§ Brief 1
In the NEBULA dataset setup, which Python version does the conda environment use?

§ Selection
────
This repository contains scripts for generating the NEBULA dataset, a postcode-level dataset for neighbourhood energy modelling.
- A conference paper introducing this dataset - NeurIPS 2024 Climate Change AI
- Work that uses this dataset BuildSys 2024 Benchmarking paper
- Data Descriptor Paper - coming soon.
# Create new environment
conda create -n nebula python=3.10
# Activate environment
conda activate nebula
# Install requirements
pip install -r requirements.txt
conda install conda-forge::libgdal==3.6.4
# libtiff==4.5.0
- Building Stock Data (Verisk)
- Postcode Shapefiles (Edina)
Conversations with OS indicated postcodes shapefiles are open access data but we reccomned user download them themselves from accredited sources.
Place these files in the input_data_sources
directory, or download from our Zip:
- Gas and Electricity Data (DESNZ, 2022)
- ONS UPRN to Postcode Mapping (2022)
- Building Floor Count Global Averages
- Census 2021 Statistics
- Census 2021 Postcode-Output Area-Region Mappings
- Output Areas 2011-2021 Mapping
- Postcode Areas: area of postcodes (dervied from postcode shapefiles)
- Climate Data (HAD-UK Monthly Temperature, 2022)
input_data_sources/ # Input data files
├── census_2021/
├── climate_data/
├── energy_data/
├── lookups/
│ ├── oa_lsoa_2021/ # OA to LSOA mapping
│ └── oa_2011_2021/ # OA conversion lookup
├── ONS_UPRN_DATABASE/
├── postcode_areas/
└── urban_rural_2011/
batches/ # Processing batch lists
src/ # Source code
intermediate_data/ # Temporary processing files - sub-themes results stored here
├── age/
├── census_attrs/
├── fuel/
├── temp_data/
└── type/
final_dataset/ # Output files
├── NEBULA_data_filtered.csv
├── Unfiltered_processed_data.csv
└── attribute_logs/ # Logs for building stock batch calculations - shows counts of records in each batch
├── age_log_file.csv
├── fuel_log_file.csv
│ └── fuel_log_file.csv
main.py # Process for generating whole dataset if running locally
split_onsud.py # If running on HPC - stage 1 generates batch files
generate_building_stock.py # HPC python wrapper
nebula_job.sh # If running on HPC - bash script to submit multiple batches
submit_nebula.sh # If running on HPC - slurm submit for single batch
create_global_averages.py #Script for generating the global averages table. We include the 2022 global averages in intermediate data. Script provded for reference.
────
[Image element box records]

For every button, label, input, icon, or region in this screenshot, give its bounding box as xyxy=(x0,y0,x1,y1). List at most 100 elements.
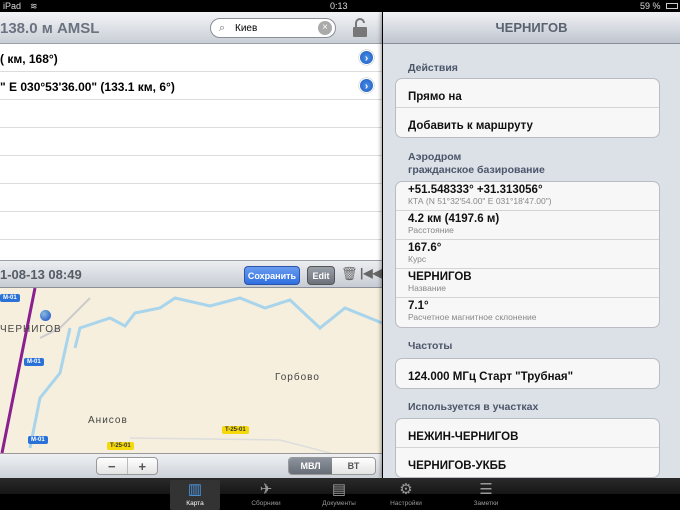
actions-group: Прямо на Добавить к маршруту xyxy=(395,78,660,138)
tab-map[interactable]: ▥ Карта xyxy=(170,480,220,510)
mode-mvl-button[interactable]: МВЛ xyxy=(289,458,332,474)
tab-documents[interactable]: ▤ Документы xyxy=(314,480,364,510)
segments-group: НЕЖИН-ЧЕРНИГОВ ЧЕРНИГОВ-УКББ xyxy=(395,418,660,478)
detail-label: Название xyxy=(408,283,446,293)
detail-label: Расстояние xyxy=(408,225,454,235)
list-item xyxy=(0,156,382,184)
action-label: Добавить к маршруту xyxy=(408,120,533,132)
elevation-title: 138.0 м AMSL xyxy=(0,20,100,37)
map-label-town: Горбово xyxy=(275,372,320,383)
detail-value: 4.2 км (4197.6 м) xyxy=(408,213,500,225)
map-view[interactable]: ЧЕРНИГОВ Горбово Анисов M-01 M-01 M-01 T… xyxy=(0,288,382,453)
route-date: 1-08-13 08:49 xyxy=(0,267,82,282)
list-item xyxy=(0,184,382,212)
map-label-town: Анисов xyxy=(88,415,128,426)
mode-vt-button[interactable]: ВТ xyxy=(332,458,375,474)
road-shield: T-25-01 xyxy=(107,442,134,450)
frequencies-group: 124.000 МГц Старт "Трубная" xyxy=(395,358,660,389)
clock: 0:13 xyxy=(330,1,348,11)
segment-row[interactable]: НЕЖИН-ЧЕРНИГОВ xyxy=(396,419,659,448)
search-value: Киев xyxy=(235,23,258,34)
route-line xyxy=(0,288,37,453)
disclosure-icon[interactable]: › xyxy=(359,78,374,93)
list-item-text: ( км, 168°) xyxy=(0,52,58,66)
detail-row: +51.548333° +31.313056° КТА (N 51°32'54.0… xyxy=(396,182,659,211)
airspace-mode-control: МВЛ ВТ xyxy=(288,457,376,475)
zoom-in-button[interactable]: + xyxy=(128,458,158,474)
clear-search-icon[interactable]: × xyxy=(318,21,332,35)
section-label: Действия xyxy=(408,62,458,74)
road-shield: M-01 xyxy=(24,358,44,366)
zoom-control: − + xyxy=(96,457,158,475)
go-direct-button[interactable]: Прямо на xyxy=(396,79,659,108)
map-water xyxy=(0,288,382,453)
gear-icon: ⚙ xyxy=(399,481,413,498)
tab-notes[interactable]: ☰ Заметки xyxy=(461,480,511,510)
detail-row: 7.1° Расчетное магнитное склонение xyxy=(396,298,659,327)
detail-value: ЧЕРНИГОВ xyxy=(408,271,472,283)
add-to-route-button[interactable]: Добавить к маршруту xyxy=(396,108,659,137)
tab-settings[interactable]: ⚙ Настройки xyxy=(381,480,431,510)
road-shield: T-25-01 xyxy=(222,426,249,434)
detail-row: 167.6° Курс xyxy=(396,240,659,269)
disclosure-icon[interactable]: › xyxy=(359,50,374,65)
list-item xyxy=(0,212,382,240)
battery-percent: 59 % xyxy=(640,1,661,11)
road-shield: M-01 xyxy=(28,436,48,444)
battery-icon xyxy=(666,3,678,9)
search-input[interactable]: ⌕ Киев × xyxy=(210,18,336,38)
location-pin-icon[interactable] xyxy=(40,310,51,321)
detail-label: КТА (N 51°32'54.00" E 031°18'47.00") xyxy=(408,196,552,206)
tab-label: Настройки xyxy=(390,500,422,507)
frequency-row[interactable]: 124.000 МГц Старт "Трубная" xyxy=(396,359,659,388)
notepad-icon: ☰ xyxy=(479,481,493,498)
left-header: 138.0 м AMSL ⌕ Киев × xyxy=(0,12,382,44)
section-label: Частоты xyxy=(408,340,453,352)
tab-label: Заметки xyxy=(473,500,499,507)
action-label: Прямо на xyxy=(408,91,462,103)
search-icon: ⌕ xyxy=(219,22,226,34)
detail-value: 167.6° xyxy=(408,242,442,254)
tab-label: Сборники xyxy=(251,500,281,507)
status-bar: iPad ≋ 0:13 59 % xyxy=(0,0,680,12)
road-shield: M-01 xyxy=(0,294,20,302)
map-label-city: ЧЕРНИГОВ xyxy=(0,324,62,335)
device-label: iPad xyxy=(3,1,22,11)
section-label: Аэродром xyxy=(408,151,462,163)
list-item-text: " E 030°53'36.00" (133.1 км, 6°) xyxy=(0,80,175,94)
detail-label: Курс xyxy=(408,254,427,264)
wifi-icon: ≋ xyxy=(30,1,38,11)
section-sublabel: гражданское базирование xyxy=(408,164,545,176)
segment-row[interactable]: ЧЕРНИГОВ-УКББ xyxy=(396,448,659,477)
detail-title: ЧЕРНИГОВ xyxy=(383,12,680,44)
tab-bar: ▥ Карта ✈ Сборники ▤ Документы ⚙ Настройки ☰… xyxy=(0,478,680,510)
tab-collections[interactable]: ✈ Сборники xyxy=(241,480,291,510)
rewind-icon[interactable]: |◀◀ xyxy=(360,266,382,280)
tray-icon: ▤ xyxy=(331,481,347,498)
detail-value: +51.548333° +31.313056° xyxy=(408,184,543,196)
segment-label: ЧЕРНИГОВ-УКББ xyxy=(408,460,507,472)
lock-icon[interactable] xyxy=(352,18,368,38)
map-bottom-bar: − + МВЛ ВТ xyxy=(0,453,382,478)
zoom-out-button[interactable]: − xyxy=(97,458,128,474)
detail-panel: ЧЕРНИГОВ Действия Прямо на Добавить к ма… xyxy=(383,12,680,478)
tab-label: Документы xyxy=(322,500,356,507)
list-item xyxy=(0,128,382,156)
trash-icon[interactable]: 🗑 xyxy=(341,266,358,282)
detail-row: ЧЕРНИГОВ Название xyxy=(396,269,659,298)
list-item[interactable]: ( км, 168°) › xyxy=(0,44,382,72)
edit-button[interactable]: Edit xyxy=(307,266,335,285)
save-button[interactable]: Сохранить xyxy=(244,266,300,285)
detail-value: 7.1° xyxy=(408,300,429,312)
segment-label: НЕЖИН-ЧЕРНИГОВ xyxy=(408,431,519,443)
detail-label: Расчетное магнитное склонение xyxy=(408,312,537,322)
list-item xyxy=(0,100,382,128)
section-label: Используется в участках xyxy=(408,401,539,413)
detail-row: 4.2 км (4197.6 м) Расстояние xyxy=(396,211,659,240)
aerodrome-details: +51.548333° +31.313056° КТА (N 51°32'54.0… xyxy=(395,181,660,328)
results-list: ( км, 168°) › " E 030°53'36.00" (133.1 км… xyxy=(0,44,382,240)
list-item[interactable]: " E 030°53'36.00" (133.1 км, 6°) › xyxy=(0,72,382,100)
frequency-label: 124.000 МГц Старт "Трубная" xyxy=(408,371,574,383)
left-panel: 138.0 м AMSL ⌕ Киев × ( км, 168°) › " E 0… xyxy=(0,12,382,478)
map-icon: ▥ xyxy=(187,481,203,498)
────
§ Brief 2
Rewrite the rows starting at the one containing "actions-group: Прямо на" and ending at the one containing "tab-documents[interactable]: ▤ Документы", replacing "Документы" with "Файлы" and leaving everything else unchanged.

§ Correct answer 1
Python 3.10

§ Correct answer 2
actions-group: Прямо на Добавить к маршруту xyxy=(395,78,660,138)
tab-map[interactable]: ▥ Карта xyxy=(170,480,220,510)
mode-mvl-button[interactable]: МВЛ xyxy=(289,458,332,474)
tab-documents[interactable]: ▤ Файлы xyxy=(314,480,364,510)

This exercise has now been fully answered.